(Items listed in a dataset)
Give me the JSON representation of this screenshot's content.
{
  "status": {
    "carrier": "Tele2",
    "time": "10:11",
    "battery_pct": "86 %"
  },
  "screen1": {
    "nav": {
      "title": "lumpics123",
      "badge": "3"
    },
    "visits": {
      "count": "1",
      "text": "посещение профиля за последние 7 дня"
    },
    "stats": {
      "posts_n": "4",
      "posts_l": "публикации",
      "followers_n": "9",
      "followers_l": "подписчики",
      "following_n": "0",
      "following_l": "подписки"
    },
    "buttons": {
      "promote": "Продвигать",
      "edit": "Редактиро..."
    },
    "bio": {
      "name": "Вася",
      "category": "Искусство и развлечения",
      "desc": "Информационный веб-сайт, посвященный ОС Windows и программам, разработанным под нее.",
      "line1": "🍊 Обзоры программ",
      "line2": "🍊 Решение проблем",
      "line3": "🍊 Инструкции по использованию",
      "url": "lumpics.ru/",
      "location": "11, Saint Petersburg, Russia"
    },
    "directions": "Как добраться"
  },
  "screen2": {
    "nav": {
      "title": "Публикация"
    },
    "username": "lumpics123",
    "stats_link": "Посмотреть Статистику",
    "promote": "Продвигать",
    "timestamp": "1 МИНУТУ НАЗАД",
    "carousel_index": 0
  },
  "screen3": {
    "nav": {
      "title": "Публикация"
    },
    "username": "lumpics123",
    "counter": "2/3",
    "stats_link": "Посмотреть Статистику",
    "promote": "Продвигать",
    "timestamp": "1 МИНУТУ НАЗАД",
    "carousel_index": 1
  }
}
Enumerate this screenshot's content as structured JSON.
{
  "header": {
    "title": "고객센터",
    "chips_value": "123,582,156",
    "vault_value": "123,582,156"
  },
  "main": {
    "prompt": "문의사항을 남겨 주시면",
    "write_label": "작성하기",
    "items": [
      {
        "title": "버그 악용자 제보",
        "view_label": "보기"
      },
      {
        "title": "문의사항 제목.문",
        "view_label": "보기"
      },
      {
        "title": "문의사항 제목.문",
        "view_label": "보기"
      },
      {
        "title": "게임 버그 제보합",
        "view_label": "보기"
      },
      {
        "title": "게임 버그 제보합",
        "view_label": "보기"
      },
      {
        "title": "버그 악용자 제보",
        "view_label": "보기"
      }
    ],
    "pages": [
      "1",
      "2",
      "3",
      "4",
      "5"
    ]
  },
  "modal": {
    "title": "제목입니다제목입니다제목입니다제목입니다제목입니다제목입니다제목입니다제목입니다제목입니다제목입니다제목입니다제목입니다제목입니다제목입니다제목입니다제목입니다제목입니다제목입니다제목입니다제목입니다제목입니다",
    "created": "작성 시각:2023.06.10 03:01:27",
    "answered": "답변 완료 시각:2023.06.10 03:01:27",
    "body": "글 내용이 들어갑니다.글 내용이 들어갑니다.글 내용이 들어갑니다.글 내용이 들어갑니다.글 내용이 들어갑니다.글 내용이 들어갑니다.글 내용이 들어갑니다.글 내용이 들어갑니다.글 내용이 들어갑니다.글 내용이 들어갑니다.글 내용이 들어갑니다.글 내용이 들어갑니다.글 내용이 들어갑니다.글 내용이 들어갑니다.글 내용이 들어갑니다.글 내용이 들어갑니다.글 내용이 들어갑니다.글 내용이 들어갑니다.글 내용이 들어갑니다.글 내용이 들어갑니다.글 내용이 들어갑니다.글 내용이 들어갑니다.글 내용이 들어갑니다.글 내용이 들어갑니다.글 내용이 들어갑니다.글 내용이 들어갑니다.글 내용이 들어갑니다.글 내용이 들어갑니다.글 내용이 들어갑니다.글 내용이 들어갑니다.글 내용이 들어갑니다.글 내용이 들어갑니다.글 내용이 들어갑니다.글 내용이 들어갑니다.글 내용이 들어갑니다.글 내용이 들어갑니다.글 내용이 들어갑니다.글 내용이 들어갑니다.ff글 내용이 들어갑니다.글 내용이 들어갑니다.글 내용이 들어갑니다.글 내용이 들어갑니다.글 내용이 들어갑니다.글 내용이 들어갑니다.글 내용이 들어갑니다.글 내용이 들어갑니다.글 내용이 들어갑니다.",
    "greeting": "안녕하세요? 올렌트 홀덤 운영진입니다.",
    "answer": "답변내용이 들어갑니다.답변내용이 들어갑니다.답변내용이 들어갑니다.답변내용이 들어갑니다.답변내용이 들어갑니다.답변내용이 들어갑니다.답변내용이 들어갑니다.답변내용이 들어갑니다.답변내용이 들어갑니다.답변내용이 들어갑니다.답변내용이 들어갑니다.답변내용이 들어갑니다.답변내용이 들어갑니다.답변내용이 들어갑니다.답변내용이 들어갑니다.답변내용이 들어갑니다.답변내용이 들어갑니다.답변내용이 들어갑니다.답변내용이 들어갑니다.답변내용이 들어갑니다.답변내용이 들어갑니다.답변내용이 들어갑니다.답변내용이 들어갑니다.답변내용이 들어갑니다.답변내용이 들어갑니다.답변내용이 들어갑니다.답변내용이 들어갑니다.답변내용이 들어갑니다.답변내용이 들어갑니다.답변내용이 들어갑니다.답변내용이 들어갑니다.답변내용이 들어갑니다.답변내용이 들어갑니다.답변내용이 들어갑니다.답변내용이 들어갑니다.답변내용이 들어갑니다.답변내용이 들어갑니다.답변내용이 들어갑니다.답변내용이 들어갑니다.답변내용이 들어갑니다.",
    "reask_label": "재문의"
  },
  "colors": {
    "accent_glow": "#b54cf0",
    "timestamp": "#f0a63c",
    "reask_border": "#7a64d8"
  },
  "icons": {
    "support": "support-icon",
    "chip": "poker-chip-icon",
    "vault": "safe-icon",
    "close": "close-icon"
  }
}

GIVEN REQUEST:
All the data must be duplicated exactly, with nothing added or removed.

CORRECT ANSWER:
Give me the JSON representation of this screenshot's content.
{
  "status": {
    "carrier": "Tele2",
    "time": "10:11",
    "battery_pct": "86 %"
  },
  "screen1": {
    "nav": {
      "title": "lumpics123",
      "badge": "3"
    },
    "visits": {
      "count": "1",
      "text": "посещение профиля за последние 7 дня"
    },
    "stats": {
      "posts_n": "4",
      "posts_l": "публикации",
      "followers_n": "9",
      "followers_l": "подписчики",
      "following_n": "0",
      "following_l": "подписки"
    },
    "buttons": {
      "promote": "Продвигать",
      "edit": "Редактиро..."
    },
    "bio": {
      "name": "Вася",
      "category": "Искусство и развлечения",
      "desc": "Информационный веб-сайт, посвященный ОС Windows и программам, разработанным под нее.",
      "line1": "🍊 Обзоры программ",
      "line2": "🍊 Решение проблем",
      "line3": "🍊 Инструкции по использованию",
      "url": "lumpics.ru/",
      "location": "11, Saint Petersburg, Russia"
    },
    "directions": "Как добраться"
  },
  "screen2": {
    "nav": {
      "title": "Публикация"
    },
    "username": "lumpics123",
    "stats_link": "Посмотреть Статистику",
    "promote": "Продвигать",
    "timestamp": "1 МИНУТУ НАЗАД",
    "carousel_index": 0
  },
  "screen3": {
    "nav": {
      "title": "Публикация"
    },
    "username": "lumpics123",
    "counter": "2/3",
    "stats_link": "Посмотреть Статистику",
    "promote": "Продвигать",
    "timestamp": "1 МИНУТУ НАЗАД",
    "carousel_index": 1
  }
}
Enumerate this screenshot's content as structured JSON.
{
  "header": {
    "title": "고객센터",
    "chips_value": "123,582,156",
    "vault_value": "123,582,156"
  },
  "main": {
    "prompt": "문의사항을 남겨 주시면",
    "write_label": "작성하기",
    "items": [
      {
        "title": "버그 악용자 제보",
        "view_label": "보기"
      },
      {
        "title": "문의사항 제목.문",
        "view_label": "보기"
      },
      {
        "title": "문의사항 제목.문",
        "view_label": "보기"
      },
      {
        "title": "게임 버그 제보합",
        "view_label": "보기"
      },
      {
        "title": "게임 버그 제보합",
        "view_label": "보기"
      },
      {
        "title": "버그 악용자 제보",
        "view_label": "보기"
      }
    ],
    "pages": [
      "1",
      "2",
      "3",
      "4",
      "5"
    ]
  },
  "modal": {
    "title": "제목입니다제목입니다제목입니다제목입니다제목입니다제목입니다제목입니다제목입니다제목입니다제목입니다제목입니다제목입니다제목입니다제목입니다제목입니다제목입니다제목입니다제목입니다제목입니다제목입니다제목입니다",
    "created": "작성 시각:2023.06.10 03:01:27",
    "answered": "답변 완료 시각:2023.06.10 03:01:27",
    "body": "글 내용이 들어갑니다.글 내용이 들어갑니다.글 내용이 들어갑니다.글 내용이 들어갑니다.글 내용이 들어갑니다.글 내용이 들어갑니다.글 내용이 들어갑니다.글 내용이 들어갑니다.글 내용이 들어갑니다.글 내용이 들어갑니다.글 내용이 들어갑니다.글 내용이 들어갑니다.글 내용이 들어갑니다.글 내용이 들어갑니다.글 내용이 들어갑니다.글 내용이 들어갑니다.글 내용이 들어갑니다.글 내용이 들어갑니다.글 내용이 들어갑니다.글 내용이 들어갑니다.글 내용이 들어갑니다.글 내용이 들어갑니다.글 내용이 들어갑니다.글 내용이 들어갑니다.글 내용이 들어갑니다.글 내용이 들어갑니다.글 내용이 들어갑니다.글 내용이 들어갑니다.글 내용이 들어갑니다.글 내용이 들어갑니다.글 내용이 들어갑니다.글 내용이 들어갑니다.글 내용이 들어갑니다.글 내용이 들어갑니다.글 내용이 들어갑니다.글 내용이 들어갑니다.글 내용이 들어갑니다.글 내용이 들어갑니다.ff글 내용이 들어갑니다.글 내용이 들어갑니다.글 내용이 들어갑니다.글 내용이 들어갑니다.글 내용이 들어갑니다.글 내용이 들어갑니다.글 내용이 들어갑니다.글 내용이 들어갑니다.글 내용이 들어갑니다.",
    "greeting": "안녕하세요? 올렌트 홀덤 운영진입니다.",
    "answer": "답변내용이 들어갑니다.답변내용이 들어갑니다.답변내용이 들어갑니다.답변내용이 들어갑니다.답변내용이 들어갑니다.답변내용이 들어갑니다.답변내용이 들어갑니다.답변내용이 들어갑니다.답변내용이 들어갑니다.답변내용이 들어갑니다.답변내용이 들어갑니다.답변내용이 들어갑니다.답변내용이 들어갑니다.답변내용이 들어갑니다.답변내용이 들어갑니다.답변내용이 들어갑니다.답변내용이 들어갑니다.답변내용이 들어갑니다.답변내용이 들어갑니다.답변내용이 들어갑니다.답변내용이 들어갑니다.답변내용이 들어갑니다.답변내용이 들어갑니다.답변내용이 들어갑니다.답변내용이 들어갑니다.답변내용이 들어갑니다.답변내용이 들어갑니다.답변내용이 들어갑니다.답변내용이 들어갑니다.답변내용이 들어갑니다.답변내용이 들어갑니다.답변내용이 들어갑니다.답변내용이 들어갑니다.답변내용이 들어갑니다.답변내용이 들어갑니다.답변내용이 들어갑니다.답변내용이 들어갑니다.답변내용이 들어갑니다.답변내용이 들어갑니다.답변내용이 들어갑니다.",
    "reask_label": "재문의"
  },
  "colors": {
    "accent_glow": "#b54cf0",
    "timestamp": "#f0a63c",
    "reask_border": "#7a64d8"
  },
  "icons": {
    "support": "support-icon",
    "chip": "poker-chip-icon",
    "vault": "safe-icon",
    "close": "close-icon"
  }
}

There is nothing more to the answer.